WRITTEN PROBLEM: In the items below, change every "screenshot" to "screen capture" and write them out again with nothing else altered, leaving out the pictures.
* begin *
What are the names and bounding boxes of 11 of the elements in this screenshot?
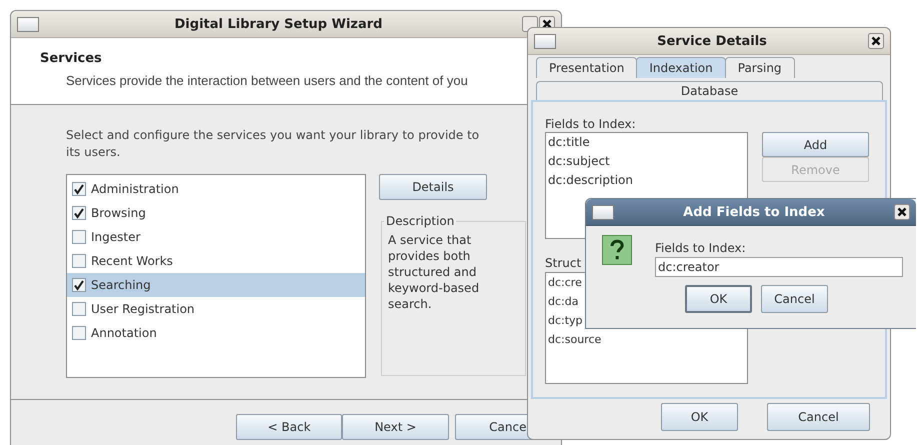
description-text: A service that provides both structured and keyword-based search. bbox=[388, 232, 480, 312]
window-title: Service Details bbox=[656, 34, 768, 48]
instruction-text: Select and configure the services you want your library to provide to its users. bbox=[66, 127, 480, 161]
list-label: Fields to Index: bbox=[545, 117, 636, 131]
field-label: Fields to Index: bbox=[655, 241, 747, 255]
section-description: Services provide the interaction between users and the content of you bbox=[66, 73, 469, 88]
section-heading: Services bbox=[40, 51, 103, 66]
group-title: Description bbox=[385, 214, 456, 228]
window-title: Digital Library Setup Wizard bbox=[174, 16, 384, 32]
window-title: Add Fields to Index bbox=[682, 204, 826, 220]
list-label: Struct bbox=[545, 256, 582, 270]
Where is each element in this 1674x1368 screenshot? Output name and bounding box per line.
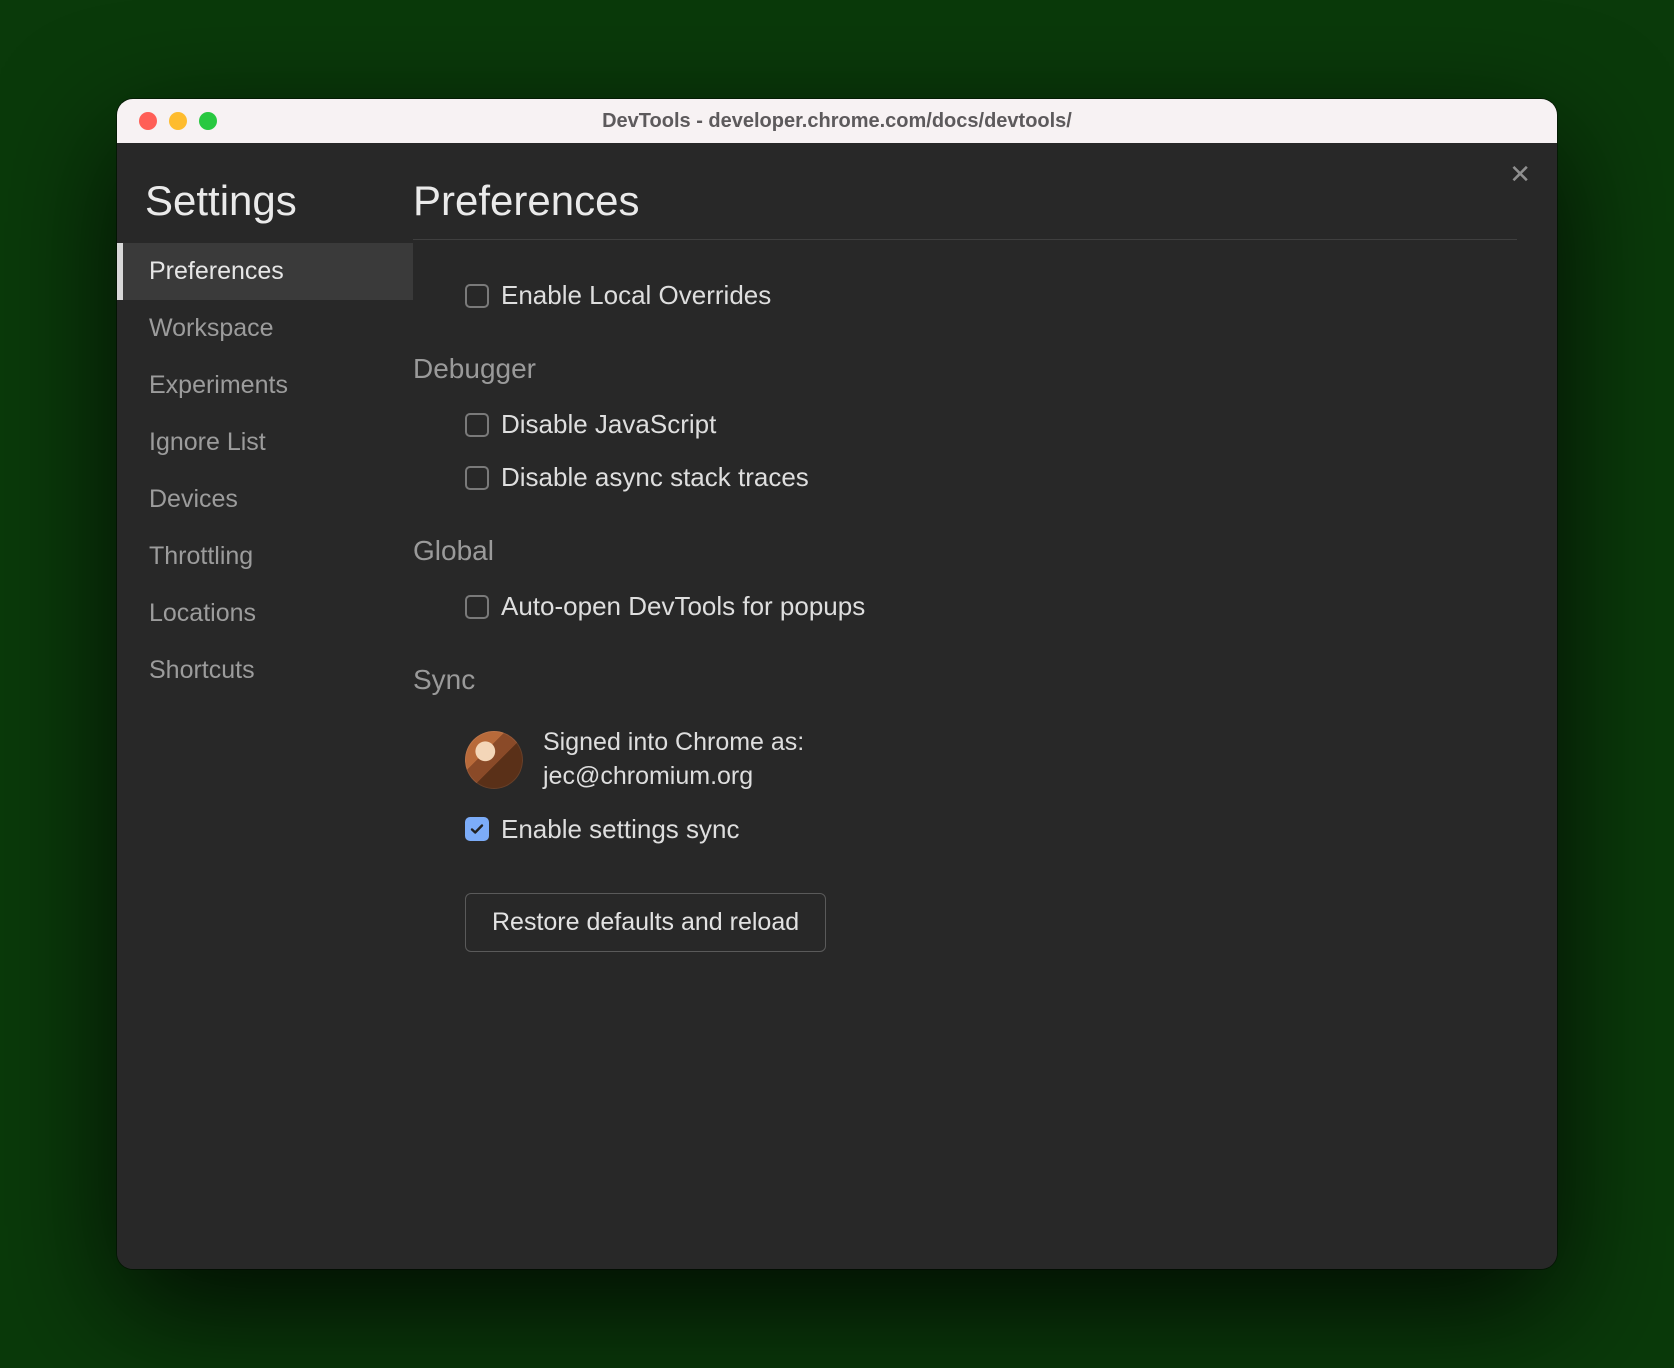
checkbox-icon[interactable]: [465, 413, 489, 437]
sidebar-item-throttling[interactable]: Throttling: [117, 528, 413, 585]
sidebar-item-ignore-list[interactable]: Ignore List: [117, 414, 413, 471]
section-title-global: Global: [413, 535, 1497, 567]
settings-sidebar: Settings Preferences Workspace Experimen…: [117, 143, 413, 1269]
window-title: DevTools - developer.chrome.com/docs/dev…: [117, 110, 1557, 133]
minimize-window-icon[interactable]: [169, 112, 187, 130]
option-auto-open-devtools-popups[interactable]: Auto-open DevTools for popups: [413, 577, 1497, 630]
signed-in-email: jec@chromium.org: [543, 760, 804, 794]
page-title: Preferences: [413, 177, 1517, 239]
devtools-window: DevTools - developer.chrome.com/docs/dev…: [117, 99, 1557, 1269]
maximize-window-icon[interactable]: [199, 112, 217, 130]
option-label: Disable JavaScript: [501, 409, 716, 440]
option-label: Disable async stack traces: [501, 462, 809, 493]
sidebar-item-shortcuts[interactable]: Shortcuts: [117, 642, 413, 699]
sync-account-text: Signed into Chrome as: jec@chromium.org: [543, 726, 804, 794]
option-label: Enable settings sync: [501, 814, 739, 845]
sidebar-item-locations[interactable]: Locations: [117, 585, 413, 642]
option-disable-javascript[interactable]: Disable JavaScript: [413, 395, 1497, 448]
sync-account-row: Signed into Chrome as: jec@chromium.org: [413, 706, 1497, 800]
sidebar-item-workspace[interactable]: Workspace: [117, 300, 413, 357]
restore-defaults-button[interactable]: Restore defaults and reload: [465, 893, 826, 952]
sidebar-item-experiments[interactable]: Experiments: [117, 357, 413, 414]
option-enable-settings-sync[interactable]: Enable settings sync: [413, 800, 1497, 853]
option-disable-async-stack-traces[interactable]: Disable async stack traces: [413, 448, 1497, 501]
checkbox-icon[interactable]: [465, 817, 489, 841]
signed-in-label: Signed into Chrome as:: [543, 726, 804, 760]
close-icon[interactable]: ✕: [1509, 161, 1531, 187]
preferences-scroll[interactable]: Enable Local Overrides Debugger Disable …: [413, 239, 1517, 1269]
option-label: Auto-open DevTools for popups: [501, 591, 865, 622]
sidebar-title: Settings: [117, 177, 413, 243]
section-title-debugger: Debugger: [413, 353, 1497, 385]
option-enable-local-overrides[interactable]: Enable Local Overrides: [413, 240, 1497, 319]
section-title-sync: Sync: [413, 664, 1497, 696]
close-window-icon[interactable]: [139, 112, 157, 130]
checkbox-icon[interactable]: [465, 595, 489, 619]
sidebar-item-devices[interactable]: Devices: [117, 471, 413, 528]
checkbox-icon[interactable]: [465, 284, 489, 308]
option-label: Enable Local Overrides: [501, 280, 771, 311]
checkbox-icon[interactable]: [465, 466, 489, 490]
sidebar-item-preferences[interactable]: Preferences: [117, 243, 413, 300]
avatar: [465, 731, 523, 789]
preferences-panel: Preferences Enable Local Overrides Debug…: [413, 143, 1557, 1269]
titlebar: DevTools - developer.chrome.com/docs/dev…: [117, 99, 1557, 143]
window-controls: [117, 112, 217, 130]
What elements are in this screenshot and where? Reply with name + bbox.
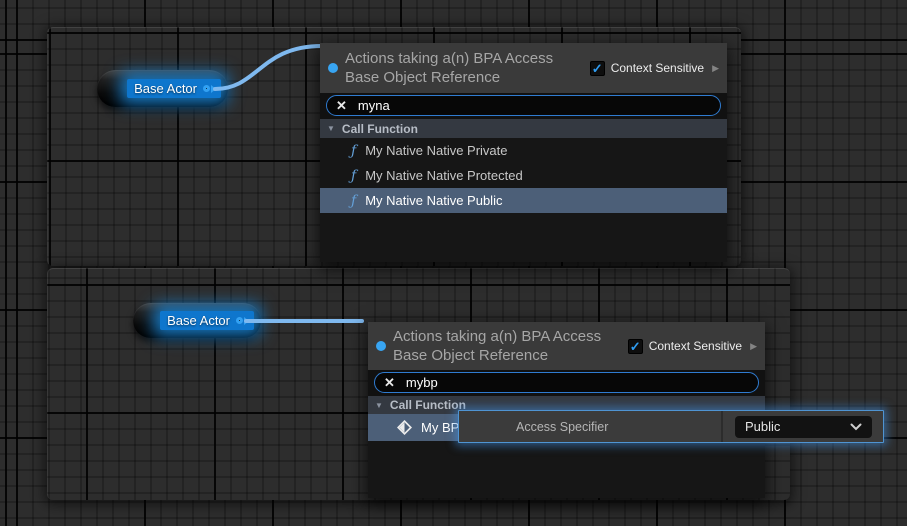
menu-title: Actions taking a(n) BPA Access Base Obje…: [393, 327, 601, 365]
blueprint-graph-canvas[interactable]: Base Actor Base Actor Actions taking a(n…: [0, 0, 907, 526]
node-label: Base Actor: [134, 81, 197, 96]
access-specifier-label: Access Specifier: [516, 420, 721, 434]
category-call-function[interactable]: ▼ Call Function: [320, 119, 727, 138]
node-label-highlight: Base Actor: [160, 311, 254, 330]
context-menu-top: Actions taking a(n) BPA Access Base Obje…: [320, 43, 727, 262]
context-sensitive-checkbox[interactable]: ✓: [628, 339, 643, 354]
search-area: ✕: [320, 93, 727, 119]
menu-item-my-native-native-private[interactable]: ƒ My Native Native Private: [320, 138, 727, 163]
search-area: ✕: [368, 370, 765, 396]
divider: [721, 411, 723, 442]
context-sensitive-label: Context Sensitive: [611, 61, 704, 75]
expand-arrow-icon[interactable]: ▶: [750, 341, 757, 352]
access-specifier-tooltip: Access Specifier Public: [458, 410, 884, 443]
search-box: ✕: [326, 95, 721, 116]
context-sensitive-control: ✓ Context Sensitive ▶: [628, 339, 757, 354]
object-pin-type-icon: [376, 341, 386, 351]
node-label-highlight: Base Actor: [127, 79, 221, 98]
search-box: ✕: [374, 372, 759, 393]
clear-search-icon[interactable]: ✕: [336, 99, 347, 112]
context-sensitive-checkbox[interactable]: ✓: [590, 61, 605, 76]
node-label: Base Actor: [167, 313, 230, 328]
menu-item-list: ƒ My Native Native Private ƒ My Native N…: [320, 138, 727, 262]
access-specifier-dropdown[interactable]: Public: [735, 416, 872, 438]
check-icon: ✓: [592, 61, 603, 76]
base-actor-node-top[interactable]: Base Actor: [97, 70, 228, 107]
blueprint-function-icon: [397, 420, 412, 435]
function-icon: ƒ: [351, 144, 356, 158]
menu-item-my-native-native-public[interactable]: ƒ My Native Native Public: [320, 188, 727, 213]
search-input[interactable]: [358, 98, 711, 113]
base-actor-node-bottom[interactable]: Base Actor: [133, 303, 261, 338]
context-sensitive-label: Context Sensitive: [649, 339, 742, 353]
search-input[interactable]: [406, 375, 749, 390]
collapse-arrow-icon: ▼: [375, 401, 383, 410]
chevron-down-icon: [850, 423, 862, 431]
menu-header: Actions taking a(n) BPA Access Base Obje…: [320, 43, 727, 93]
expand-arrow-icon[interactable]: ▶: [712, 63, 719, 74]
menu-item-my-native-native-protected[interactable]: ƒ My Native Native Protected: [320, 163, 727, 188]
collapse-arrow-icon: ▼: [327, 124, 335, 133]
check-icon: ✓: [630, 339, 641, 354]
menu-header: Actions taking a(n) BPA Access Base Obje…: [368, 322, 765, 370]
function-icon: ƒ: [351, 169, 356, 183]
clear-search-icon[interactable]: ✕: [384, 376, 395, 389]
context-sensitive-control: ✓ Context Sensitive ▶: [590, 61, 719, 76]
object-pin-type-icon: [328, 63, 338, 73]
menu-title: Actions taking a(n) BPA Access Base Obje…: [345, 49, 553, 87]
function-icon: ƒ: [351, 194, 356, 208]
* end *
RESULT OF THE EXERCISE:
What are the names and bounding boxes of 11 of the elements in this screen capture?
description-text: A service that provides both structured and keyword-based search. bbox=[388, 232, 480, 312]
window-title: Service Details bbox=[656, 34, 768, 48]
instruction-text: Select and configure the services you want your library to provide to its users. bbox=[66, 127, 480, 161]
list-label: Fields to Index: bbox=[545, 117, 636, 131]
field-label: Fields to Index: bbox=[655, 241, 747, 255]
section-description: Services provide the interaction between users and the content of you bbox=[66, 73, 469, 88]
section-heading: Services bbox=[40, 51, 103, 66]
group-title: Description bbox=[385, 214, 456, 228]
window-title: Digital Library Setup Wizard bbox=[174, 16, 384, 32]
window-title: Add Fields to Index bbox=[682, 204, 826, 220]
list-label: Struct bbox=[545, 256, 582, 270]
Where is each element in this 1674x1368 screen capture? Output name and bounding box per line.
checkbox-icon[interactable]: [465, 413, 489, 437]
sidebar-item-throttling[interactable]: Throttling: [117, 528, 413, 585]
sidebar-item-ignore-list[interactable]: Ignore List: [117, 414, 413, 471]
section-title-global: Global: [413, 535, 1497, 567]
settings-sidebar: Settings Preferences Workspace Experimen…: [117, 143, 413, 1269]
window-title: DevTools - developer.chrome.com/docs/dev…: [117, 110, 1557, 133]
minimize-window-icon[interactable]: [169, 112, 187, 130]
option-auto-open-devtools-popups[interactable]: Auto-open DevTools for popups: [413, 577, 1497, 630]
signed-in-email: jec@chromium.org: [543, 760, 804, 794]
page-title: Preferences: [413, 177, 1517, 239]
devtools-window: DevTools - developer.chrome.com/docs/dev…: [117, 99, 1557, 1269]
maximize-window-icon[interactable]: [199, 112, 217, 130]
option-label: Disable JavaScript: [501, 409, 716, 440]
option-label: Disable async stack traces: [501, 462, 809, 493]
sidebar-item-shortcuts[interactable]: Shortcuts: [117, 642, 413, 699]
sync-account-text: Signed into Chrome as: jec@chromium.org: [543, 726, 804, 794]
option-label: Enable settings sync: [501, 814, 739, 845]
sidebar-item-locations[interactable]: Locations: [117, 585, 413, 642]
option-disable-javascript[interactable]: Disable JavaScript: [413, 395, 1497, 448]
sync-account-row: Signed into Chrome as: jec@chromium.org: [413, 706, 1497, 800]
sidebar-item-workspace[interactable]: Workspace: [117, 300, 413, 357]
restore-defaults-button[interactable]: Restore defaults and reload: [465, 893, 826, 952]
sidebar-item-experiments[interactable]: Experiments: [117, 357, 413, 414]
option-enable-settings-sync[interactable]: Enable settings sync: [413, 800, 1497, 853]
option-disable-async-stack-traces[interactable]: Disable async stack traces: [413, 448, 1497, 501]
checkbox-icon[interactable]: [465, 817, 489, 841]
signed-in-label: Signed into Chrome as:: [543, 726, 804, 760]
close-icon[interactable]: ✕: [1509, 161, 1531, 187]
preferences-scroll[interactable]: Enable Local Overrides Debugger Disable …: [413, 239, 1517, 1269]
option-label: Auto-open DevTools for popups: [501, 591, 865, 622]
sidebar-title: Settings: [117, 177, 413, 243]
section-title-debugger: Debugger: [413, 353, 1497, 385]
option-enable-local-overrides[interactable]: Enable Local Overrides: [413, 240, 1497, 319]
section-title-sync: Sync: [413, 664, 1497, 696]
close-window-icon[interactable]: [139, 112, 157, 130]
checkbox-icon[interactable]: [465, 595, 489, 619]
sidebar-item-devices[interactable]: Devices: [117, 471, 413, 528]
checkbox-icon[interactable]: [465, 284, 489, 308]
option-label: Enable Local Overrides: [501, 280, 771, 311]
checkbox-icon[interactable]: [465, 466, 489, 490]
sidebar-item-preferences[interactable]: Preferences: [117, 243, 413, 300]
avatar: [465, 731, 523, 789]
preferences-panel: Preferences Enable Local Overrides Debug…: [413, 143, 1557, 1269]
titlebar: DevTools - developer.chrome.com/docs/dev…: [117, 99, 1557, 143]
window-controls: [117, 112, 217, 130]
What elements are in this screen capture and where? Reply with name + bbox.
menu-title: Actions taking a(n) BPA Access Base Obje…: [393, 327, 601, 365]
blueprint-graph-canvas[interactable]: Base Actor Base Actor Actions taking a(n…: [0, 0, 907, 526]
node-label: Base Actor: [134, 81, 197, 96]
access-specifier-label: Access Specifier: [516, 420, 721, 434]
category-call-function[interactable]: ▼ Call Function: [320, 119, 727, 138]
node-label-highlight: Base Actor: [160, 311, 254, 330]
context-menu-top: Actions taking a(n) BPA Access Base Obje…: [320, 43, 727, 262]
context-sensitive-checkbox[interactable]: ✓: [628, 339, 643, 354]
search-area: ✕: [320, 93, 727, 119]
menu-item-my-native-native-private[interactable]: ƒ My Native Native Private: [320, 138, 727, 163]
search-area: ✕: [368, 370, 765, 396]
divider: [721, 411, 723, 442]
context-sensitive-label: Context Sensitive: [611, 61, 704, 75]
expand-arrow-icon[interactable]: ▶: [750, 341, 757, 352]
access-specifier-tooltip: Access Specifier Public: [458, 410, 884, 443]
search-box: ✕: [326, 95, 721, 116]
context-sensitive-control: ✓ Context Sensitive ▶: [628, 339, 757, 354]
object-pin-type-icon: [376, 341, 386, 351]
node-label-highlight: Base Actor: [127, 79, 221, 98]
search-box: ✕: [374, 372, 759, 393]
clear-search-icon[interactable]: ✕: [336, 99, 347, 112]
context-sensitive-checkbox[interactable]: ✓: [590, 61, 605, 76]
node-label: Base Actor: [167, 313, 230, 328]
menu-item-list: ƒ My Native Native Private ƒ My Native N…: [320, 138, 727, 262]
access-specifier-dropdown[interactable]: Public: [735, 416, 872, 438]
check-icon: ✓: [592, 61, 603, 76]
base-actor-node-top[interactable]: Base Actor: [97, 70, 228, 107]
blueprint-function-icon: [397, 420, 412, 435]
function-icon: ƒ: [351, 144, 356, 158]
menu-item-my-native-native-public[interactable]: ƒ My Native Native Public: [320, 188, 727, 213]
search-input[interactable]: [358, 98, 711, 113]
base-actor-node-bottom[interactable]: Base Actor: [133, 303, 261, 338]
context-sensitive-label: Context Sensitive: [649, 339, 742, 353]
search-input[interactable]: [406, 375, 749, 390]
collapse-arrow-icon: ▼: [375, 401, 383, 410]
chevron-down-icon: [850, 423, 862, 431]
menu-header: Actions taking a(n) BPA Access Base Obje…: [320, 43, 727, 93]
expand-arrow-icon[interactable]: ▶: [712, 63, 719, 74]
menu-item-my-native-native-protected[interactable]: ƒ My Native Native Protected: [320, 163, 727, 188]
collapse-arrow-icon: ▼: [327, 124, 335, 133]
check-icon: ✓: [630, 339, 641, 354]
menu-header: Actions taking a(n) BPA Access Base Obje…: [368, 322, 765, 370]
function-icon: ƒ: [351, 169, 356, 183]
clear-search-icon[interactable]: ✕: [384, 376, 395, 389]
context-sensitive-control: ✓ Context Sensitive ▶: [590, 61, 719, 76]
object-pin-type-icon: [328, 63, 338, 73]
menu-title: Actions taking a(n) BPA Access Base Obje…: [345, 49, 553, 87]
function-icon: ƒ: [351, 194, 356, 208]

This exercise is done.